In the records below, locate the line containing "Read all visible content and emit it as JSON."; output that line and every following line through the last, exactly.
* BEGIN Records for the exercise *
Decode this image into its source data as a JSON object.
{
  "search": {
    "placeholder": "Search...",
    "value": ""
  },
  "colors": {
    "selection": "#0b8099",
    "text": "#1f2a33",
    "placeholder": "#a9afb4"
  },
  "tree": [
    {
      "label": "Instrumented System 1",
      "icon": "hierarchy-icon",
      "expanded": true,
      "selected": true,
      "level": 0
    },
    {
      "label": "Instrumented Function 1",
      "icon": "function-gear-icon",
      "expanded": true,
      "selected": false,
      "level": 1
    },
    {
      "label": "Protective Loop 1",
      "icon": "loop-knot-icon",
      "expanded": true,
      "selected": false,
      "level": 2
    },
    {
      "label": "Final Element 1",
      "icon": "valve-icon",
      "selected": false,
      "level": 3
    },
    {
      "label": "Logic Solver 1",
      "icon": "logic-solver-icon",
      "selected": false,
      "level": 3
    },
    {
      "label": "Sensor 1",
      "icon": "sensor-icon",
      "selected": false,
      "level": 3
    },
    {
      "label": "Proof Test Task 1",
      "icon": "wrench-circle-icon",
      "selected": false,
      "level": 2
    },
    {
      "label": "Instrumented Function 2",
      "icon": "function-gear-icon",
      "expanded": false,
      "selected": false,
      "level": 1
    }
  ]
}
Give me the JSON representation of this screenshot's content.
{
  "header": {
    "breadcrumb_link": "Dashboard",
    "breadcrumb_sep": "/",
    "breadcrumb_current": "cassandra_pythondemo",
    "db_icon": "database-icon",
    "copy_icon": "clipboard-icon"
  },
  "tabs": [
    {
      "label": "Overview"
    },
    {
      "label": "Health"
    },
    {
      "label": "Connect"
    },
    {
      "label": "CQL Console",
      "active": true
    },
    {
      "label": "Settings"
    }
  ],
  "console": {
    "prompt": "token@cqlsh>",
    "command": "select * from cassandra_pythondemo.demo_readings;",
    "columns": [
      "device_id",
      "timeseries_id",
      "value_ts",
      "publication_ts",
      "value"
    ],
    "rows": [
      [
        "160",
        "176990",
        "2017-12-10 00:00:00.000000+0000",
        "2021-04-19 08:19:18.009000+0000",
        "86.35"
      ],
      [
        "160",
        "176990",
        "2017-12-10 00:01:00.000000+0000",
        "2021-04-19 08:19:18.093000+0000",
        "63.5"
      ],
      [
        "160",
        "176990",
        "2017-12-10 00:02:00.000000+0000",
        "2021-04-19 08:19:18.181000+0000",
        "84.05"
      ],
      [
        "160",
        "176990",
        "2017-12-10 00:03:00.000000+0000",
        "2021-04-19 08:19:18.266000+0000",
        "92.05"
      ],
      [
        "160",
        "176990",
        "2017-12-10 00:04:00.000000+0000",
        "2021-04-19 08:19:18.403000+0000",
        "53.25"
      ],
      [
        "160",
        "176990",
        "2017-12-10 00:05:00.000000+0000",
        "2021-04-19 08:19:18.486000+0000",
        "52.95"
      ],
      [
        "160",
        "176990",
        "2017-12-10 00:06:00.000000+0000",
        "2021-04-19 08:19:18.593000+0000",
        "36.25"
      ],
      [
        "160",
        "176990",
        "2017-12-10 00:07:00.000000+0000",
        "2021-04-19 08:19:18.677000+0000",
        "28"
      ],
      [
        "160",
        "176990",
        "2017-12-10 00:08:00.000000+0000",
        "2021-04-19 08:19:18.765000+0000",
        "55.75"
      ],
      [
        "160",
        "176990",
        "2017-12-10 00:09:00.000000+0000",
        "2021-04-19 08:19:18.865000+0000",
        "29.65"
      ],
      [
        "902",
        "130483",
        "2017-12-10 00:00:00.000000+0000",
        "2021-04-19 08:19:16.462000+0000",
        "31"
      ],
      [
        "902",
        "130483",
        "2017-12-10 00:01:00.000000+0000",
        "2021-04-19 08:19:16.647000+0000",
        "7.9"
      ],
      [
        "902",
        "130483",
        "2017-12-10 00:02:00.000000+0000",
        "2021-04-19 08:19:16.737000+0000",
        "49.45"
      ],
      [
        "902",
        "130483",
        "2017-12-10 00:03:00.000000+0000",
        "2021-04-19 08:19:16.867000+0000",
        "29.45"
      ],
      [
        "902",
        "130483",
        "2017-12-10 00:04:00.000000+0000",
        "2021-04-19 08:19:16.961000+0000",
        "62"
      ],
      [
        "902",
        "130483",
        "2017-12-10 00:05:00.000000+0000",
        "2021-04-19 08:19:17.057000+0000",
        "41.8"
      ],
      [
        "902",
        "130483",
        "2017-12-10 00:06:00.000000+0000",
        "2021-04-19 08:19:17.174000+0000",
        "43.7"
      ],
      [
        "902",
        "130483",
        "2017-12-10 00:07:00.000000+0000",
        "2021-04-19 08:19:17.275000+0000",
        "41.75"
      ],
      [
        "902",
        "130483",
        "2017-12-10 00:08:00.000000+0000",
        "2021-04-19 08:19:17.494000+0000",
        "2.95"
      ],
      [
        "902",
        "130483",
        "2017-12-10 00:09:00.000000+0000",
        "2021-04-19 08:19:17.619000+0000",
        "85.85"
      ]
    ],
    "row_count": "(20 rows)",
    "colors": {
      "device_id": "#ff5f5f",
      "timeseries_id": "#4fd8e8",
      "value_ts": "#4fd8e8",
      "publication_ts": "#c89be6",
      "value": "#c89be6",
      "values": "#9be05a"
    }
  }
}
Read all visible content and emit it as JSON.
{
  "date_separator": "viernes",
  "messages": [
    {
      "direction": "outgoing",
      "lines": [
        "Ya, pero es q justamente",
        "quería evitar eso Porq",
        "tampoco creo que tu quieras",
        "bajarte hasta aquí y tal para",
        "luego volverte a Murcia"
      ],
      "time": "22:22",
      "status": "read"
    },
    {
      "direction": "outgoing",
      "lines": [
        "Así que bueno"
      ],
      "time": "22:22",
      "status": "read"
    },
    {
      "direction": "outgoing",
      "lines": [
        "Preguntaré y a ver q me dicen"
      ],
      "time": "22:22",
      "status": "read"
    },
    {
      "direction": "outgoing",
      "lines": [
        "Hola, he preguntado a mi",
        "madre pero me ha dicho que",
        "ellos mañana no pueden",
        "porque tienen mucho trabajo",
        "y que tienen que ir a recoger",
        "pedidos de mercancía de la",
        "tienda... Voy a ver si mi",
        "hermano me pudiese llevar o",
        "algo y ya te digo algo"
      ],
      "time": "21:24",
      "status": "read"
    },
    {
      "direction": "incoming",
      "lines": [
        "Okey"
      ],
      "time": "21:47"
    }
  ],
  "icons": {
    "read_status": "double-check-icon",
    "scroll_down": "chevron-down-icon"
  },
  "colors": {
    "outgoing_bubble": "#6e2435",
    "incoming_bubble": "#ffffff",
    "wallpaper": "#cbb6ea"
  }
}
* END Records for the exercise *
**Exercise solution:**
Read all visible content and emit it as JSON.
{
  "date_separator": "viernes",
  "messages": [
    {
      "direction": "outgoing",
      "lines": [
        "Ya, pero es q justamente",
        "quería evitar eso Porq",
        "tampoco creo que tu quieras",
        "bajarte hasta aquí y tal para",
        "luego volverte a Murcia"
      ],
      "time": "22:22",
      "status": "read"
    },
    {
      "direction": "outgoing",
      "lines": [
        "Así que bueno"
      ],
      "time": "22:22",
      "status": "read"
    },
    {
      "direction": "outgoing",
      "lines": [
        "Preguntaré y a ver q me dicen"
      ],
      "time": "22:22",
      "status": "read"
    },
    {
      "direction": "outgoing",
      "lines": [
        "Hola, he preguntado a mi",
        "madre pero me ha dicho que",
        "ellos mañana no pueden",
        "porque tienen mucho trabajo",
        "y que tienen que ir a recoger",
        "pedidos de mercancía de la",
        "tienda... Voy a ver si mi",
        "hermano me pudiese llevar o",
        "algo y ya te digo algo"
      ],
      "time": "21:24",
      "status": "read"
    },
    {
      "direction": "incoming",
      "lines": [
        "Okey"
      ],
      "time": "21:47"
    }
  ],
  "icons": {
    "read_status": "double-check-icon",
    "scroll_down": "chevron-down-icon"
  },
  "colors": {
    "outgoing_bubble": "#6e2435",
    "incoming_bubble": "#ffffff",
    "wallpaper": "#cbb6ea"
  }
}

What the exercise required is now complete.